[Records about charts and figures]
------------------------------------------------------------------------

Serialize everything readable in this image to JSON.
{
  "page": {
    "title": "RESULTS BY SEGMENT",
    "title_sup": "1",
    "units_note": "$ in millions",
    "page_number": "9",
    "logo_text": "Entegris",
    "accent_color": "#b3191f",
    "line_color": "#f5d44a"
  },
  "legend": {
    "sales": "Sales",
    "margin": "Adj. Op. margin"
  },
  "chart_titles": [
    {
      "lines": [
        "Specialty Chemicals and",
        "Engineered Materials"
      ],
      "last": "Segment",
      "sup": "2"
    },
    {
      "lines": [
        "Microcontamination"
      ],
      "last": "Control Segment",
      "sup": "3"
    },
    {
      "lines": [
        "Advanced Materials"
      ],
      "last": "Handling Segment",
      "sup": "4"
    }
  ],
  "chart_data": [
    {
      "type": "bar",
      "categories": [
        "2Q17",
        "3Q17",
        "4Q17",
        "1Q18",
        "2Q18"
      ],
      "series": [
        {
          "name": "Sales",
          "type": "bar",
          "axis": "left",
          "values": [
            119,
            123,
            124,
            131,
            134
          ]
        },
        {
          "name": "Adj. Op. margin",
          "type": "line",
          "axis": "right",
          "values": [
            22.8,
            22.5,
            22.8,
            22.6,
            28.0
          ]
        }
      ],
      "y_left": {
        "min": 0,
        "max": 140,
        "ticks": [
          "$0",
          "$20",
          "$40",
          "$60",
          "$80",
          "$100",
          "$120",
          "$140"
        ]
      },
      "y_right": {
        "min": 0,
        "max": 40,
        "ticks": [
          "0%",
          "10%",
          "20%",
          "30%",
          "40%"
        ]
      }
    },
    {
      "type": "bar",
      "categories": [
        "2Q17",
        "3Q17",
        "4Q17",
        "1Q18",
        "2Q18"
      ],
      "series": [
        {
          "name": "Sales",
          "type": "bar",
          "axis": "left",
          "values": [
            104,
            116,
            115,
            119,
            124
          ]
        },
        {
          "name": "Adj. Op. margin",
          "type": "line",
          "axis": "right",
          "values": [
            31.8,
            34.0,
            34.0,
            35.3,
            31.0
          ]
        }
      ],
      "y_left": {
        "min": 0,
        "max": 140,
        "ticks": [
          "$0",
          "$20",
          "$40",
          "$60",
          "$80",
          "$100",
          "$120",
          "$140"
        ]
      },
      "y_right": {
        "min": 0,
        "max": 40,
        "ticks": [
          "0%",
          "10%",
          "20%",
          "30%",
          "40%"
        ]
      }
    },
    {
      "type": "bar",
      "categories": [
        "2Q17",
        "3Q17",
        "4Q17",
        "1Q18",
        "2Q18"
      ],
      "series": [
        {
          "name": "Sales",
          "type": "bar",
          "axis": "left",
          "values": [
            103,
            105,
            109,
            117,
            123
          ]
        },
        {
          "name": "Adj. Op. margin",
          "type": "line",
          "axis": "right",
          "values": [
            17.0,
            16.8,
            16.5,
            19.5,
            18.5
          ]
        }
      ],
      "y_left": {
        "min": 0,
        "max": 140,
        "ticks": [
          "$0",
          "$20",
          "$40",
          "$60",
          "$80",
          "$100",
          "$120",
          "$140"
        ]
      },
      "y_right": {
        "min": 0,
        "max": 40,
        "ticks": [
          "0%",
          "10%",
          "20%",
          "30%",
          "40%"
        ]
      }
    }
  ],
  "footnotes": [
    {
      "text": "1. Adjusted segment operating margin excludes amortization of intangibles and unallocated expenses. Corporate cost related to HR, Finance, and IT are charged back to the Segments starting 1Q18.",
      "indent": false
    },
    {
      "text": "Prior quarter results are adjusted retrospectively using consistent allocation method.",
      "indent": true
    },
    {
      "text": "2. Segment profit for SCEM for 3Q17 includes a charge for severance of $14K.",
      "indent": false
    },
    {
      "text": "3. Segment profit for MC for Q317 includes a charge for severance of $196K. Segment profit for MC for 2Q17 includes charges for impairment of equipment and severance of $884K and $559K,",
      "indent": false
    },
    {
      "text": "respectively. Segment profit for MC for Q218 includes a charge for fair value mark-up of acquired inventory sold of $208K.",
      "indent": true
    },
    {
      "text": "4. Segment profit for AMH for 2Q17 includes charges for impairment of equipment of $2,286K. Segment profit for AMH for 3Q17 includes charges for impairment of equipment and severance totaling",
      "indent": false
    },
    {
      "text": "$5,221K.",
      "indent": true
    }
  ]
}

------------------------------------------------------------------------

» PROBLEM TO WORK ON
Quote all the records. Keep every word exact.

» CORRECT OUTPUT
Serialize everything readable in this image to JSON.
{
  "page": {
    "title": "RESULTS BY SEGMENT",
    "title_sup": "1",
    "units_note": "$ in millions",
    "page_number": "9",
    "logo_text": "Entegris",
    "accent_color": "#b3191f",
    "line_color": "#f5d44a"
  },
  "legend": {
    "sales": "Sales",
    "margin": "Adj. Op. margin"
  },
  "chart_titles": [
    {
      "lines": [
        "Specialty Chemicals and",
        "Engineered Materials"
      ],
      "last": "Segment",
      "sup": "2"
    },
    {
      "lines": [
        "Microcontamination"
      ],
      "last": "Control Segment",
      "sup": "3"
    },
    {
      "lines": [
        "Advanced Materials"
      ],
      "last": "Handling Segment",
      "sup": "4"
    }
  ],
  "chart_data": [
    {
      "type": "bar",
      "categories": [
        "2Q17",
        "3Q17",
        "4Q17",
        "1Q18",
        "2Q18"
      ],
      "series": [
        {
          "name": "Sales",
          "type": "bar",
          "axis": "left",
          "values": [
            119,
            123,
            124,
            131,
            134
          ]
        },
        {
          "name": "Adj. Op. margin",
          "type": "line",
          "axis": "right",
          "values": [
            22.8,
            22.5,
            22.8,
            22.6,
            28.0
          ]
        }
      ],
      "y_left": {
        "min": 0,
        "max": 140,
        "ticks": [
          "$0",
          "$20",
          "$40",
          "$60",
          "$80",
          "$100",
          "$120",
          "$140"
        ]
      },
      "y_right": {
        "min": 0,
        "max": 40,
        "ticks": [
          "0%",
          "10%",
          "20%",
          "30%",
          "40%"
        ]
      }
    },
    {
      "type": "bar",
      "categories": [
        "2Q17",
        "3Q17",
        "4Q17",
        "1Q18",
        "2Q18"
      ],
      "series": [
        {
          "name": "Sales",
          "type": "bar",
          "axis": "left",
          "values": [
            104,
            116,
            115,
            119,
            124
          ]
        },
        {
          "name": "Adj. Op. margin",
          "type": "line",
          "axis": "right",
          "values": [
            31.8,
            34.0,
            34.0,
            35.3,
            31.0
          ]
        }
      ],
      "y_left": {
        "min": 0,
        "max": 140,
        "ticks": [
          "$0",
          "$20",
          "$40",
          "$60",
          "$80",
          "$100",
          "$120",
          "$140"
        ]
      },
      "y_right": {
        "min": 0,
        "max": 40,
        "ticks": [
          "0%",
          "10%",
          "20%",
          "30%",
          "40%"
        ]
      }
    },
    {
      "type": "bar",
      "categories": [
        "2Q17",
        "3Q17",
        "4Q17",
        "1Q18",
        "2Q18"
      ],
      "series": [
        {
          "name": "Sales",
          "type": "bar",
          "axis": "left",
          "values": [
            103,
            105,
            109,
            117,
            123
          ]
        },
        {
          "name": "Adj. Op. margin",
          "type": "line",
          "axis": "right",
          "values": [
            17.0,
            16.8,
            16.5,
            19.5,
            18.5
          ]
        }
      ],
      "y_left": {
        "min": 0,
        "max": 140,
        "ticks": [
          "$0",
          "$20",
          "$40",
          "$60",
          "$80",
          "$100",
          "$120",
          "$140"
        ]
      },
      "y_right": {
        "min": 0,
        "max": 40,
        "ticks": [
          "0%",
          "10%",
          "20%",
          "30%",
          "40%"
        ]
      }
    }
  ],
  "footnotes": [
    {
      "text": "1. Adjusted segment operating margin excludes amortization of intangibles and unallocated expenses. Corporate cost related to HR, Finance, and IT are charged back to the Segments starting 1Q18.",
      "indent": false
    },
    {
      "text": "Prior quarter results are adjusted retrospectively using consistent allocation method.",
      "indent": true
    },
    {
      "text": "2. Segment profit for SCEM for 3Q17 includes a charge for severance of $14K.",
      "indent": false
    },
    {
      "text": "3. Segment profit for MC for Q317 includes a charge for severance of $196K. Segment profit for MC for 2Q17 includes charges for impairment of equipment and severance of $884K and $559K,",
      "indent": false
    },
    {
      "text": "respectively. Segment profit for MC for Q218 includes a charge for fair value mark-up of acquired inventory sold of $208K.",
      "indent": true
    },
    {
      "text": "4. Segment profit for AMH for 2Q17 includes charges for impairment of equipment of $2,286K. Segment profit for AMH for 3Q17 includes charges for impairment of equipment and severance totaling",
      "indent": false
    },
    {
      "text": "$5,221K.",
      "indent": true
    }
  ]
}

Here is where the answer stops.